◆ **Task prompt**: Reproduce each line from the records that holds "digital".

◆ **Information given**:
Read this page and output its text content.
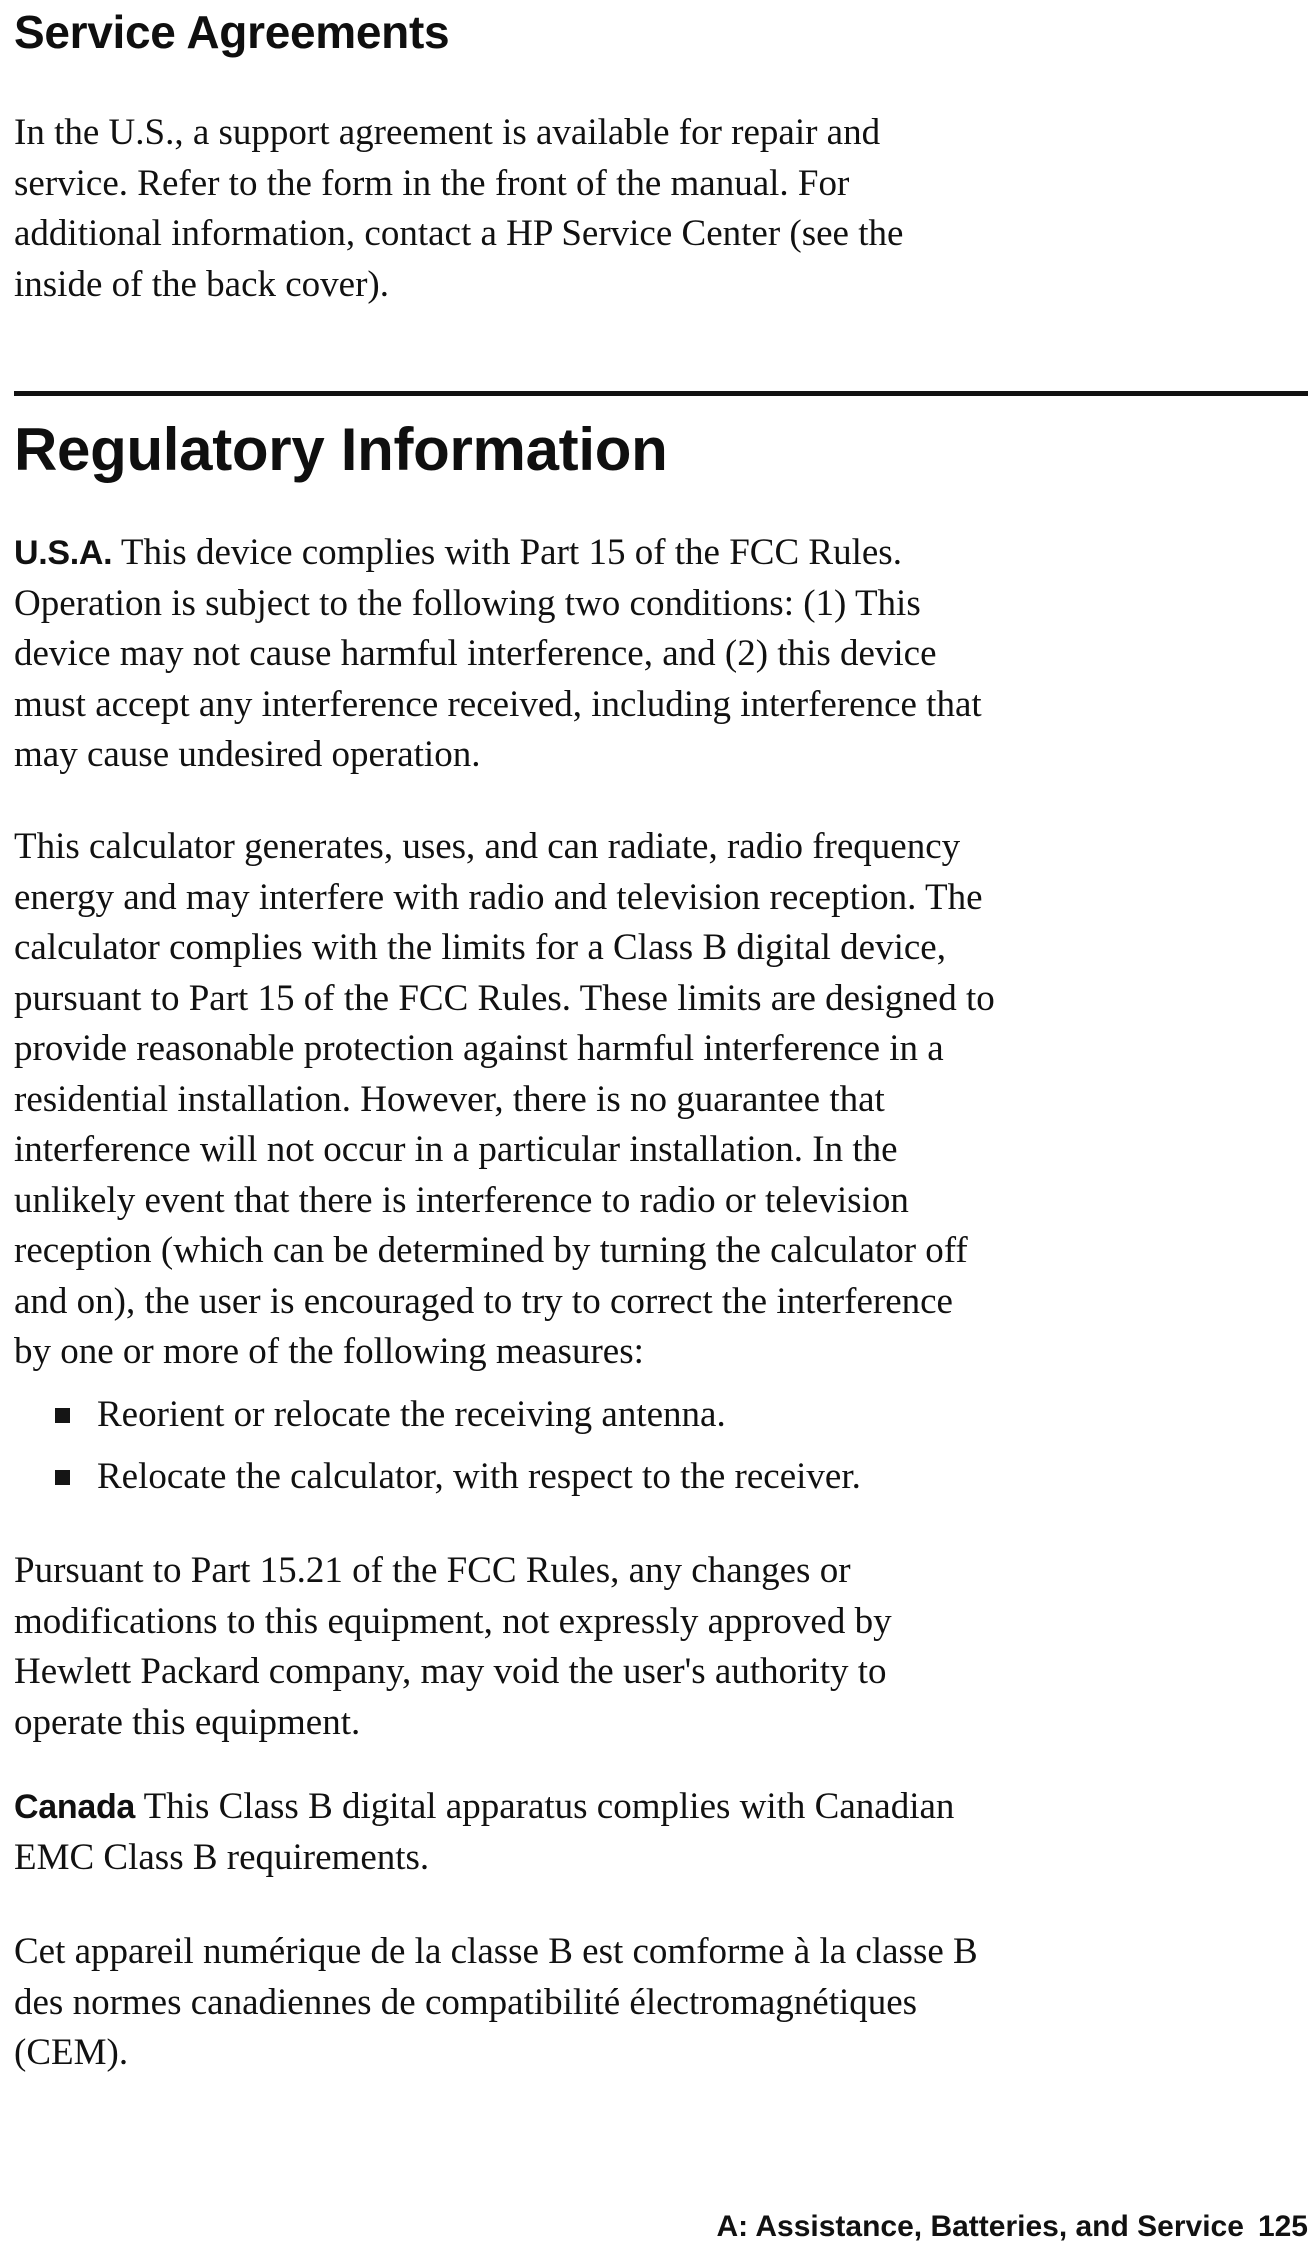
Service Agreements

In the U.S., a support agreement is available for repair and
service. Refer to the form in the front of the manual. For
additional information, contact a HP Service Center (see the
inside of the back cover).

Regulatory Information

U.S.A. This device complies with Part 15 of the FCC Rules.
Operation is subject to the following two conditions: (1) This
device may not cause harmful interference, and (2) this device
must accept any interference received, including interference that
may cause undesired operation.

This calculator generates, uses, and can radiate, radio frequency
energy and may interfere with radio and television reception. The
calculator complies with the limits for a Class B digital device,
pursuant to Part 15 of the FCC Rules. These limits are designed to
provide reasonable protection against harmful interference in a
residential installation. However, there is no guarantee that
interference will not occur in a particular installation. In the
unlikely event that there is interference to radio or television
reception (which can be determined by turning the calculator off
and on), the user is encouraged to try to correct the interference
by one or more of the following measures:

Reorient or relocate the receiving antenna.
Relocate the calculator, with respect to the receiver.

Pursuant to Part 15.21 of the FCC Rules, any changes or
modifications to this equipment, not expressly approved by
Hewlett Packard company, may void the user's authority to
operate this equipment.

Canada This Class B digital apparatus complies with Canadian
EMC Class B requirements.

Cet appareil numérique de la classe B est comforme à la classe B
des normes canadiennes de compatibilité électromagnétiques
(CEM).

A: Assistance, Batteries, and Service 125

◆ **Exercise output**:
calculator complies with the limits for a Class B digital device,
Canada This Class B digital apparatus complies with Canadian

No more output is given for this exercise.